Work to do
Give back the full listing verbatim, apart from its images.

Data items:

%%

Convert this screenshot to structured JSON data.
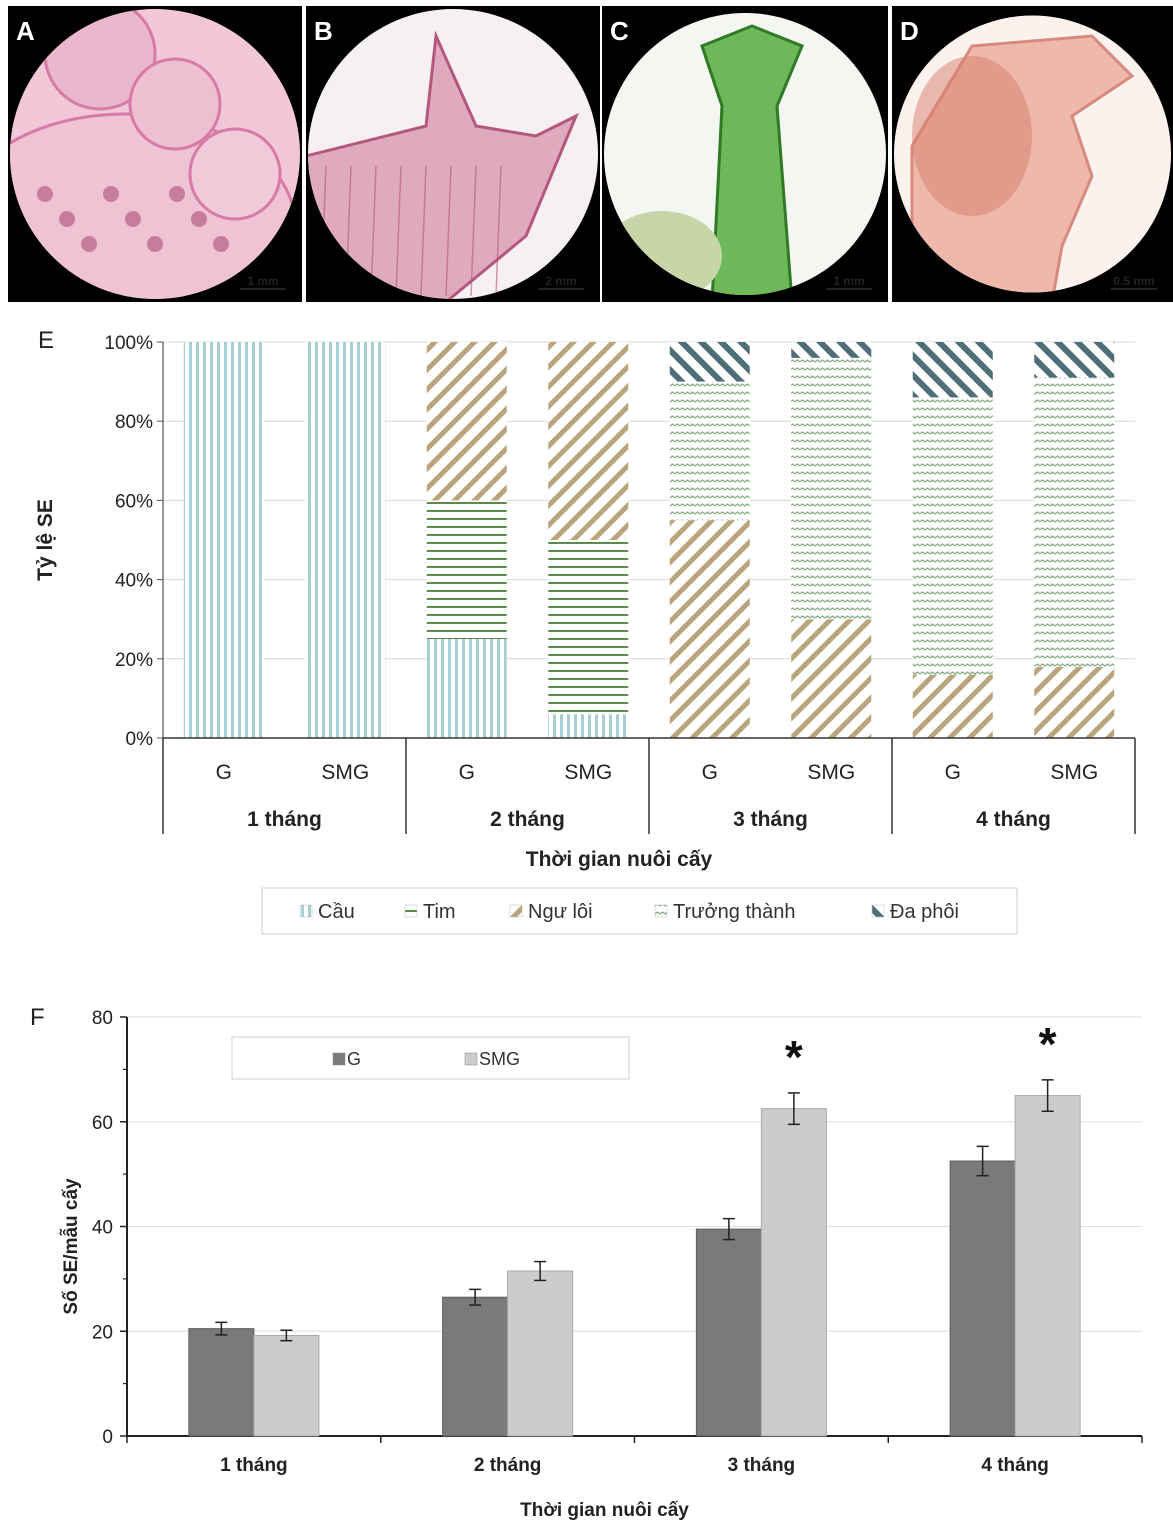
{
  "photos": {
    "panels": [
      {
        "letter": "A",
        "scale": "1 mm",
        "bg": "#f2c7d8",
        "accent": "#d77aa6"
      },
      {
        "letter": "B",
        "scale": "2 mm",
        "bg": "#f7f0f2",
        "accent": "#b4577c"
      },
      {
        "letter": "C",
        "scale": "1 mm",
        "bg": "#f4f6f2",
        "accent": "#4aa83a"
      },
      {
        "letter": "D",
        "scale": "0.5 mm",
        "bg": "#fbf2ee",
        "accent": "#d88a7e"
      }
    ]
  },
  "chart_data": [
    {
      "type": "bar",
      "panel_label": "E",
      "stacked": true,
      "ylabel": "Tỷ lệ SE",
      "xlabel": "Thời gian nuôi cấy",
      "ylim": [
        0,
        100
      ],
      "yticks": [
        "0%",
        "20%",
        "40%",
        "60%",
        "80%",
        "100%"
      ],
      "categories": [
        "G",
        "SMG",
        "G",
        "SMG",
        "G",
        "SMG",
        "G",
        "SMG"
      ],
      "groups": [
        "1 tháng",
        "2 tháng",
        "3 tháng",
        "4 tháng"
      ],
      "series": [
        {
          "name": "Cầu",
          "values": [
            100,
            100,
            25,
            6,
            0,
            0,
            0,
            0
          ],
          "color": "#a8cdd2"
        },
        {
          "name": "Tim",
          "values": [
            0,
            0,
            35,
            44,
            0,
            0,
            0,
            0
          ],
          "color": "#5f8a4e"
        },
        {
          "name": "Ngư lôi",
          "values": [
            0,
            0,
            40,
            50,
            55,
            30,
            16,
            18
          ],
          "color": "#b9a47c"
        },
        {
          "name": "Trưởng thành",
          "values": [
            0,
            0,
            0,
            0,
            35,
            66,
            70,
            73
          ],
          "color": "#7da982"
        },
        {
          "name": "Đa phôi",
          "values": [
            0,
            0,
            0,
            0,
            10,
            4,
            14,
            9
          ],
          "color": "#4f6e78"
        }
      ],
      "legend_position": "bottom",
      "grid": true
    },
    {
      "type": "bar",
      "panel_label": "F",
      "ylabel": "Số SE/mẫu cấy",
      "xlabel": "Thời gian nuôi cấy",
      "ylim": [
        0,
        80
      ],
      "yticks": [
        "0",
        "20",
        "40",
        "60",
        "80"
      ],
      "categories": [
        "1 tháng",
        "2 tháng",
        "3 tháng",
        "4 tháng"
      ],
      "series": [
        {
          "name": "G",
          "values": [
            20.5,
            26.5,
            39.5,
            52.5
          ],
          "errors": [
            1.2,
            1.5,
            2.0,
            2.8
          ],
          "color": "#7a7a7a"
        },
        {
          "name": "SMG",
          "values": [
            19.2,
            31.5,
            62.5,
            65.0
          ],
          "errors": [
            1.0,
            1.8,
            3.0,
            3.0
          ],
          "color": "#cccccc"
        }
      ],
      "significance": [
        "",
        "",
        "*",
        "*"
      ],
      "legend_position": "top-left",
      "grid": true
    }
  ]
}
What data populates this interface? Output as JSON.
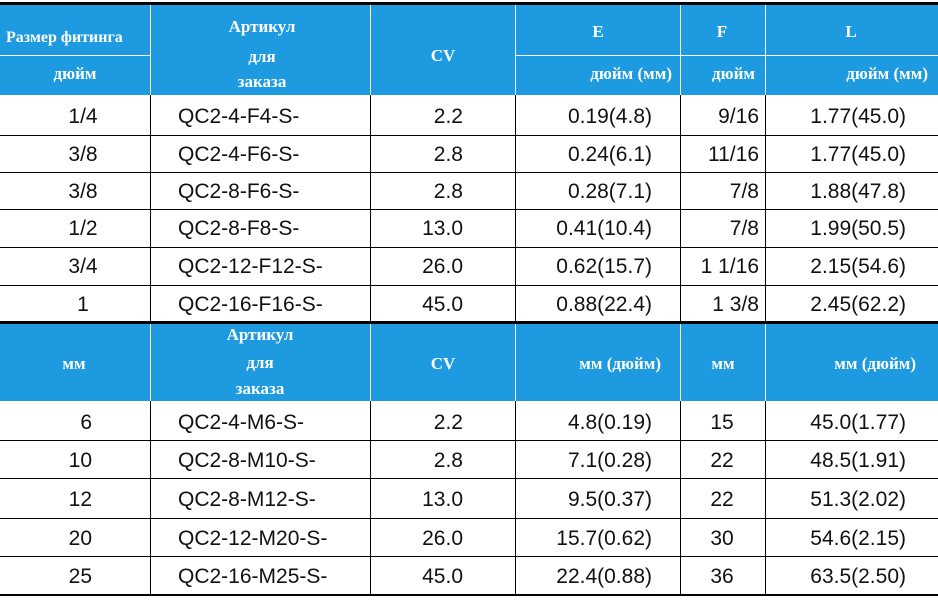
{
  "inch_header": {
    "fitting_size": "Размер фитинга",
    "unit_inch": "дюйм",
    "article_l1": "Артикул",
    "article_l2": "для",
    "article_l3": "заказа",
    "cv": "CV",
    "e": "E",
    "f": "F",
    "l": "L",
    "e_unit": "дюйм (мм)",
    "f_unit": "дюйм",
    "l_unit": "дюйм (мм)"
  },
  "inch_rows": [
    {
      "size": "1/4",
      "article": "QC2-4-F4-S-",
      "cv": "2.2",
      "e": "0.19(4.8)",
      "f": "9/16",
      "l": "1.77(45.0)"
    },
    {
      "size": "3/8",
      "article": "QC2-4-F6-S-",
      "cv": "2.8",
      "e": "0.24(6.1)",
      "f": "11/16",
      "l": "1.77(45.0)"
    },
    {
      "size": "3/8",
      "article": "QC2-8-F6-S-",
      "cv": "2.8",
      "e": "0.28(7.1)",
      "f": "7/8",
      "l": "1.88(47.8)"
    },
    {
      "size": "1/2",
      "article": "QC2-8-F8-S-",
      "cv": "13.0",
      "e": "0.41(10.4)",
      "f": "7/8",
      "l": "1.99(50.5)"
    },
    {
      "size": "3/4",
      "article": "QC2-12-F12-S-",
      "cv": "26.0",
      "e": "0.62(15.7)",
      "f": "1 1/16",
      "l": "2.15(54.6)"
    },
    {
      "size": "1",
      "article": "QC2-16-F16-S-",
      "cv": "45.0",
      "e": "0.88(22.4)",
      "f": "1 3/8",
      "l": "2.45(62.2)"
    }
  ],
  "mm_header": {
    "unit_mm": "мм",
    "article_l1": "Артикул",
    "article_l2": "для",
    "article_l3": "заказа",
    "cv": "CV",
    "e_unit": "мм (дюйм)",
    "f_unit": "мм",
    "l_unit": "мм (дюйм)"
  },
  "mm_rows": [
    {
      "size": "6",
      "article": "QC2-4-M6-S-",
      "cv": "2.2",
      "e": "4.8(0.19)",
      "f": "15",
      "l": "45.0(1.77)"
    },
    {
      "size": "10",
      "article": "QC2-8-M10-S-",
      "cv": "2.8",
      "e": "7.1(0.28)",
      "f": "22",
      "l": "48.5(1.91)"
    },
    {
      "size": "12",
      "article": "QC2-8-M12-S-",
      "cv": "13.0",
      "e": "9.5(0.37)",
      "f": "22",
      "l": "51.3(2.02)"
    },
    {
      "size": "20",
      "article": "QC2-12-M20-S-",
      "cv": "26.0",
      "e": "15.7(0.62)",
      "f": "30",
      "l": "54.6(2.15)"
    },
    {
      "size": "25",
      "article": "QC2-16-M25-S-",
      "cv": "45.0",
      "e": "22.4(0.88)",
      "f": "36",
      "l": "63.5(2.50)"
    }
  ],
  "colors": {
    "header_blue": "#1e9be0",
    "header_text": "#ffffff",
    "rule": "#000000"
  }
}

%%

Written answer
Convert this screenshot to structured JSON data.
{
  "photos": {
    "panels": [
      {
        "letter": "A",
        "scale": "1 mm",
        "bg": "#f2c7d8",
        "accent": "#d77aa6"
      },
      {
        "letter": "B",
        "scale": "2 mm",
        "bg": "#f7f0f2",
        "accent": "#b4577c"
      },
      {
        "letter": "C",
        "scale": "1 mm",
        "bg": "#f4f6f2",
        "accent": "#4aa83a"
      },
      {
        "letter": "D",
        "scale": "0.5 mm",
        "bg": "#fbf2ee",
        "accent": "#d88a7e"
      }
    ]
  },
  "chart_data": [
    {
      "type": "bar",
      "panel_label": "E",
      "stacked": true,
      "ylabel": "Tỷ lệ SE",
      "xlabel": "Thời gian nuôi cấy",
      "ylim": [
        0,
        100
      ],
      "yticks": [
        "0%",
        "20%",
        "40%",
        "60%",
        "80%",
        "100%"
      ],
      "categories": [
        "G",
        "SMG",
        "G",
        "SMG",
        "G",
        "SMG",
        "G",
        "SMG"
      ],
      "groups": [
        "1 tháng",
        "2 tháng",
        "3 tháng",
        "4 tháng"
      ],
      "series": [
        {
          "name": "Cầu",
          "values": [
            100,
            100,
            25,
            6,
            0,
            0,
            0,
            0
          ],
          "color": "#a8cdd2"
        },
        {
          "name": "Tim",
          "values": [
            0,
            0,
            35,
            44,
            0,
            0,
            0,
            0
          ],
          "color": "#5f8a4e"
        },
        {
          "name": "Ngư lôi",
          "values": [
            0,
            0,
            40,
            50,
            55,
            30,
            16,
            18
          ],
          "color": "#b9a47c"
        },
        {
          "name": "Trưởng thành",
          "values": [
            0,
            0,
            0,
            0,
            35,
            66,
            70,
            73
          ],
          "color": "#7da982"
        },
        {
          "name": "Đa phôi",
          "values": [
            0,
            0,
            0,
            0,
            10,
            4,
            14,
            9
          ],
          "color": "#4f6e78"
        }
      ],
      "legend_position": "bottom",
      "grid": true
    },
    {
      "type": "bar",
      "panel_label": "F",
      "ylabel": "Số SE/mẫu cấy",
      "xlabel": "Thời gian nuôi cấy",
      "ylim": [
        0,
        80
      ],
      "yticks": [
        "0",
        "20",
        "40",
        "60",
        "80"
      ],
      "categories": [
        "1 tháng",
        "2 tháng",
        "3 tháng",
        "4 tháng"
      ],
      "series": [
        {
          "name": "G",
          "values": [
            20.5,
            26.5,
            39.5,
            52.5
          ],
          "errors": [
            1.2,
            1.5,
            2.0,
            2.8
          ],
          "color": "#7a7a7a"
        },
        {
          "name": "SMG",
          "values": [
            19.2,
            31.5,
            62.5,
            65.0
          ],
          "errors": [
            1.0,
            1.8,
            3.0,
            3.0
          ],
          "color": "#cccccc"
        }
      ],
      "significance": [
        "",
        "",
        "*",
        "*"
      ],
      "legend_position": "top-left",
      "grid": true
    }
  ]
}
What data populates this interface? Output as JSON.
{
  "inch_header": {
    "fitting_size": "Размер фитинга",
    "unit_inch": "дюйм",
    "article_l1": "Артикул",
    "article_l2": "для",
    "article_l3": "заказа",
    "cv": "CV",
    "e": "E",
    "f": "F",
    "l": "L",
    "e_unit": "дюйм (мм)",
    "f_unit": "дюйм",
    "l_unit": "дюйм (мм)"
  },
  "inch_rows": [
    {
      "size": "1/4",
      "article": "QC2-4-F4-S-",
      "cv": "2.2",
      "e": "0.19(4.8)",
      "f": "9/16",
      "l": "1.77(45.0)"
    },
    {
      "size": "3/8",
      "article": "QC2-4-F6-S-",
      "cv": "2.8",
      "e": "0.24(6.1)",
      "f": "11/16",
      "l": "1.77(45.0)"
    },
    {
      "size": "3/8",
      "article": "QC2-8-F6-S-",
      "cv": "2.8",
      "e": "0.28(7.1)",
      "f": "7/8",
      "l": "1.88(47.8)"
    },
    {
      "size": "1/2",
      "article": "QC2-8-F8-S-",
      "cv": "13.0",
      "e": "0.41(10.4)",
      "f": "7/8",
      "l": "1.99(50.5)"
    },
    {
      "size": "3/4",
      "article": "QC2-12-F12-S-",
      "cv": "26.0",
      "e": "0.62(15.7)",
      "f": "1 1/16",
      "l": "2.15(54.6)"
    },
    {
      "size": "1",
      "article": "QC2-16-F16-S-",
      "cv": "45.0",
      "e": "0.88(22.4)",
      "f": "1 3/8",
      "l": "2.45(62.2)"
    }
  ],
  "mm_header": {
    "unit_mm": "мм",
    "article_l1": "Артикул",
    "article_l2": "для",
    "article_l3": "заказа",
    "cv": "CV",
    "e_unit": "мм (дюйм)",
    "f_unit": "мм",
    "l_unit": "мм (дюйм)"
  },
  "mm_rows": [
    {
      "size": "6",
      "article": "QC2-4-M6-S-",
      "cv": "2.2",
      "e": "4.8(0.19)",
      "f": "15",
      "l": "45.0(1.77)"
    },
    {
      "size": "10",
      "article": "QC2-8-M10-S-",
      "cv": "2.8",
      "e": "7.1(0.28)",
      "f": "22",
      "l": "48.5(1.91)"
    },
    {
      "size": "12",
      "article": "QC2-8-M12-S-",
      "cv": "13.0",
      "e": "9.5(0.37)",
      "f": "22",
      "l": "51.3(2.02)"
    },
    {
      "size": "20",
      "article": "QC2-12-M20-S-",
      "cv": "26.0",
      "e": "15.7(0.62)",
      "f": "30",
      "l": "54.6(2.15)"
    },
    {
      "size": "25",
      "article": "QC2-16-M25-S-",
      "cv": "45.0",
      "e": "22.4(0.88)",
      "f": "36",
      "l": "63.5(2.50)"
    }
  ],
  "colors": {
    "header_blue": "#1e9be0",
    "header_text": "#ffffff",
    "rule": "#000000"
  }
}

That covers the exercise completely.